═══ Exercise materials

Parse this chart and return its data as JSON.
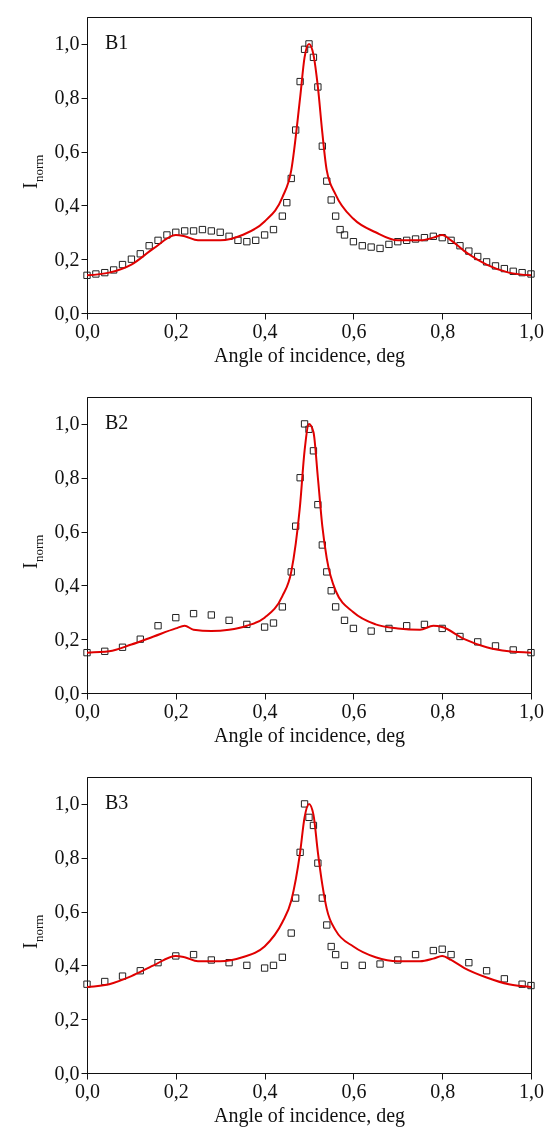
{
  "chart_data": [
    {
      "type": "scatter",
      "xlabel": "Angle of incidence, deg",
      "ylabel": "I$_{norm}$",
      "annotations": [
        "B1"
      ],
      "grid": false,
      "xlim": [
        0,
        1
      ],
      "xticks": [
        {
          "value": 0,
          "label": "0,0"
        },
        {
          "value": 0.2,
          "label": "0,2"
        },
        {
          "value": 0.4,
          "label": "0,4"
        },
        {
          "value": 0.6,
          "label": "0,6"
        },
        {
          "value": 0.8,
          "label": "0,8"
        },
        {
          "value": 1,
          "label": "1,0"
        }
      ],
      "ylim": [
        0,
        1.1
      ],
      "yticks": [
        {
          "value": 0,
          "label": "0,0"
        },
        {
          "value": 0.2,
          "label": "0,2"
        },
        {
          "value": 0.4,
          "label": "0,4"
        },
        {
          "value": 0.6,
          "label": "0,6"
        },
        {
          "value": 0.8,
          "label": "0,8"
        },
        {
          "value": 1,
          "label": "1,0"
        }
      ],
      "series": [
        {
          "marker": "square",
          "color": "#222222",
          "x": [
            0,
            0.02,
            0.04,
            0.06,
            0.08,
            0.1,
            0.12,
            0.14,
            0.16,
            0.18,
            0.2,
            0.22,
            0.24,
            0.26,
            0.28,
            0.3,
            0.32,
            0.34,
            0.36,
            0.38,
            0.4,
            0.42,
            0.44,
            0.45,
            0.46,
            0.47,
            0.48,
            0.49,
            0.5,
            0.51,
            0.52,
            0.53,
            0.54,
            0.55,
            0.56,
            0.57,
            0.58,
            0.6,
            0.62,
            0.64,
            0.66,
            0.68,
            0.7,
            0.72,
            0.74,
            0.76,
            0.78,
            0.8,
            0.82,
            0.84,
            0.86,
            0.88,
            0.9,
            0.92,
            0.94,
            0.96,
            0.98,
            1.0
          ],
          "values": [
            0.14,
            0.145,
            0.15,
            0.16,
            0.18,
            0.2,
            0.22,
            0.25,
            0.27,
            0.29,
            0.3,
            0.305,
            0.305,
            0.31,
            0.305,
            0.3,
            0.285,
            0.27,
            0.265,
            0.27,
            0.29,
            0.31,
            0.36,
            0.41,
            0.5,
            0.68,
            0.86,
            0.98,
            1.0,
            0.95,
            0.84,
            0.62,
            0.49,
            0.42,
            0.36,
            0.31,
            0.29,
            0.265,
            0.25,
            0.245,
            0.24,
            0.255,
            0.265,
            0.27,
            0.275,
            0.28,
            0.285,
            0.28,
            0.27,
            0.25,
            0.23,
            0.21,
            0.19,
            0.175,
            0.165,
            0.155,
            0.15,
            0.145
          ]
        },
        {
          "type": "line",
          "color": "#e00000",
          "x": [
            0,
            0.05,
            0.1,
            0.15,
            0.2,
            0.22,
            0.25,
            0.3,
            0.35,
            0.4,
            0.44,
            0.46,
            0.48,
            0.49,
            0.5,
            0.51,
            0.52,
            0.53,
            0.54,
            0.56,
            0.6,
            0.65,
            0.7,
            0.75,
            0.78,
            0.8,
            0.82,
            0.85,
            0.9,
            0.95,
            1.0
          ],
          "values": [
            0.14,
            0.15,
            0.18,
            0.24,
            0.29,
            0.285,
            0.27,
            0.27,
            0.29,
            0.34,
            0.43,
            0.53,
            0.8,
            0.95,
            1.0,
            0.96,
            0.84,
            0.67,
            0.53,
            0.44,
            0.35,
            0.3,
            0.27,
            0.27,
            0.28,
            0.29,
            0.27,
            0.23,
            0.18,
            0.15,
            0.14
          ]
        }
      ]
    },
    {
      "type": "scatter",
      "xlabel": "Angle of incidence, deg",
      "ylabel": "I$_{norm}$",
      "annotations": [
        "B2"
      ],
      "grid": false,
      "xlim": [
        0,
        1
      ],
      "xticks": [
        {
          "value": 0,
          "label": "0,0"
        },
        {
          "value": 0.2,
          "label": "0,2"
        },
        {
          "value": 0.4,
          "label": "0,4"
        },
        {
          "value": 0.6,
          "label": "0,6"
        },
        {
          "value": 0.8,
          "label": "0,8"
        },
        {
          "value": 1,
          "label": "1,0"
        }
      ],
      "ylim": [
        0,
        1.1
      ],
      "yticks": [
        {
          "value": 0,
          "label": "0,0"
        },
        {
          "value": 0.2,
          "label": "0,2"
        },
        {
          "value": 0.4,
          "label": "0,4"
        },
        {
          "value": 0.6,
          "label": "0,6"
        },
        {
          "value": 0.8,
          "label": "0,8"
        },
        {
          "value": 1,
          "label": "1,0"
        }
      ],
      "series": [
        {
          "marker": "square",
          "color": "#222222",
          "x": [
            0,
            0.04,
            0.08,
            0.12,
            0.16,
            0.2,
            0.24,
            0.28,
            0.32,
            0.36,
            0.4,
            0.42,
            0.44,
            0.46,
            0.47,
            0.48,
            0.49,
            0.5,
            0.51,
            0.52,
            0.53,
            0.54,
            0.55,
            0.56,
            0.58,
            0.6,
            0.64,
            0.68,
            0.72,
            0.76,
            0.8,
            0.84,
            0.88,
            0.92,
            0.96,
            1.0
          ],
          "values": [
            0.15,
            0.155,
            0.17,
            0.2,
            0.25,
            0.28,
            0.295,
            0.29,
            0.27,
            0.255,
            0.245,
            0.26,
            0.32,
            0.45,
            0.62,
            0.8,
            1.0,
            0.98,
            0.9,
            0.7,
            0.55,
            0.45,
            0.38,
            0.32,
            0.27,
            0.24,
            0.23,
            0.24,
            0.25,
            0.255,
            0.24,
            0.21,
            0.19,
            0.175,
            0.16,
            0.15
          ]
        },
        {
          "type": "line",
          "color": "#e00000",
          "x": [
            0,
            0.05,
            0.1,
            0.15,
            0.2,
            0.22,
            0.24,
            0.28,
            0.32,
            0.36,
            0.4,
            0.44,
            0.46,
            0.48,
            0.49,
            0.5,
            0.51,
            0.52,
            0.53,
            0.54,
            0.56,
            0.6,
            0.65,
            0.7,
            0.75,
            0.78,
            0.8,
            0.85,
            0.9,
            0.95,
            1.0
          ],
          "values": [
            0.15,
            0.155,
            0.18,
            0.21,
            0.24,
            0.25,
            0.235,
            0.23,
            0.235,
            0.25,
            0.28,
            0.36,
            0.45,
            0.7,
            0.9,
            1.0,
            0.97,
            0.8,
            0.62,
            0.5,
            0.38,
            0.3,
            0.255,
            0.24,
            0.235,
            0.25,
            0.245,
            0.2,
            0.17,
            0.155,
            0.15
          ]
        }
      ]
    },
    {
      "type": "scatter",
      "xlabel": "Angle of incidence, deg",
      "ylabel": "I$_{norm}$",
      "annotations": [
        "B3"
      ],
      "grid": false,
      "xlim": [
        0,
        1
      ],
      "xticks": [
        {
          "value": 0,
          "label": "0,0"
        },
        {
          "value": 0.2,
          "label": "0,2"
        },
        {
          "value": 0.4,
          "label": "0,4"
        },
        {
          "value": 0.6,
          "label": "0,6"
        },
        {
          "value": 0.8,
          "label": "0,8"
        },
        {
          "value": 1,
          "label": "1,0"
        }
      ],
      "ylim": [
        0,
        1.1
      ],
      "yticks": [
        {
          "value": 0,
          "label": "0,0"
        },
        {
          "value": 0.2,
          "label": "0,2"
        },
        {
          "value": 0.4,
          "label": "0,4"
        },
        {
          "value": 0.6,
          "label": "0,6"
        },
        {
          "value": 0.8,
          "label": "0,8"
        },
        {
          "value": 1,
          "label": "1,0"
        }
      ],
      "series": [
        {
          "marker": "square",
          "color": "#222222",
          "x": [
            0,
            0.04,
            0.08,
            0.12,
            0.16,
            0.2,
            0.24,
            0.28,
            0.32,
            0.36,
            0.4,
            0.42,
            0.44,
            0.46,
            0.47,
            0.48,
            0.49,
            0.5,
            0.51,
            0.52,
            0.53,
            0.54,
            0.55,
            0.56,
            0.58,
            0.62,
            0.66,
            0.7,
            0.74,
            0.78,
            0.8,
            0.82,
            0.86,
            0.9,
            0.94,
            0.98,
            1.0
          ],
          "values": [
            0.33,
            0.34,
            0.36,
            0.38,
            0.41,
            0.435,
            0.44,
            0.42,
            0.41,
            0.4,
            0.39,
            0.4,
            0.43,
            0.52,
            0.65,
            0.82,
            1.0,
            0.95,
            0.92,
            0.78,
            0.65,
            0.55,
            0.47,
            0.44,
            0.4,
            0.4,
            0.405,
            0.42,
            0.44,
            0.455,
            0.46,
            0.44,
            0.41,
            0.38,
            0.35,
            0.33,
            0.325
          ]
        },
        {
          "type": "line",
          "color": "#e00000",
          "x": [
            0,
            0.05,
            0.1,
            0.15,
            0.2,
            0.22,
            0.25,
            0.3,
            0.35,
            0.4,
            0.44,
            0.46,
            0.48,
            0.49,
            0.5,
            0.51,
            0.52,
            0.53,
            0.54,
            0.56,
            0.6,
            0.65,
            0.7,
            0.75,
            0.78,
            0.8,
            0.82,
            0.85,
            0.9,
            0.95,
            1.0
          ],
          "values": [
            0.32,
            0.33,
            0.36,
            0.4,
            0.435,
            0.43,
            0.415,
            0.415,
            0.43,
            0.47,
            0.56,
            0.64,
            0.82,
            0.95,
            1.0,
            0.96,
            0.82,
            0.7,
            0.61,
            0.53,
            0.47,
            0.43,
            0.415,
            0.415,
            0.425,
            0.435,
            0.42,
            0.39,
            0.355,
            0.33,
            0.32
          ]
        }
      ]
    }
  ]
}
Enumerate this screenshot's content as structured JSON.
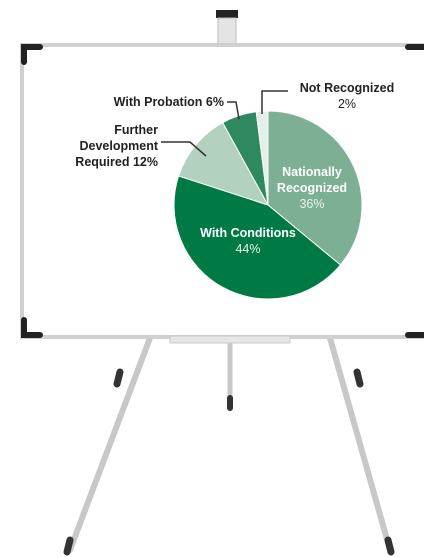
{
  "chart_data": {
    "type": "pie",
    "categories": [
      "Nationally Recognized",
      "With Conditions",
      "Further Development Required",
      "With Probation",
      "Not Recognized"
    ],
    "values": [
      36,
      44,
      12,
      6,
      2
    ],
    "value_labels": [
      "36%",
      "44%",
      "12%",
      "6%",
      "2%"
    ],
    "colors": [
      "#7daf94",
      "#007a45",
      "#b3d1bf",
      "#2e8a5e",
      "#e3efe7"
    ]
  }
}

══════

▶ _What is expected_: Extract only the lines from the one that contains "Enumerate this screenshot's" through the end of the records, inclusive, and omit every picture.

▶ _Complete answer_:
Enumerate this screenshot's content as structured JSON.
{
  "chart_data": {
    "type": "pie",
    "categories": [
      "Nationally Recognized",
      "With Conditions",
      "Further Development Required",
      "With Probation",
      "Not Recognized"
    ],
    "values": [
      36,
      44,
      12,
      6,
      2
    ],
    "value_labels": [
      "36%",
      "44%",
      "12%",
      "6%",
      "2%"
    ],
    "colors": [
      "#7daf94",
      "#007a45",
      "#b3d1bf",
      "#2e8a5e",
      "#e3efe7"
    ]
  }
}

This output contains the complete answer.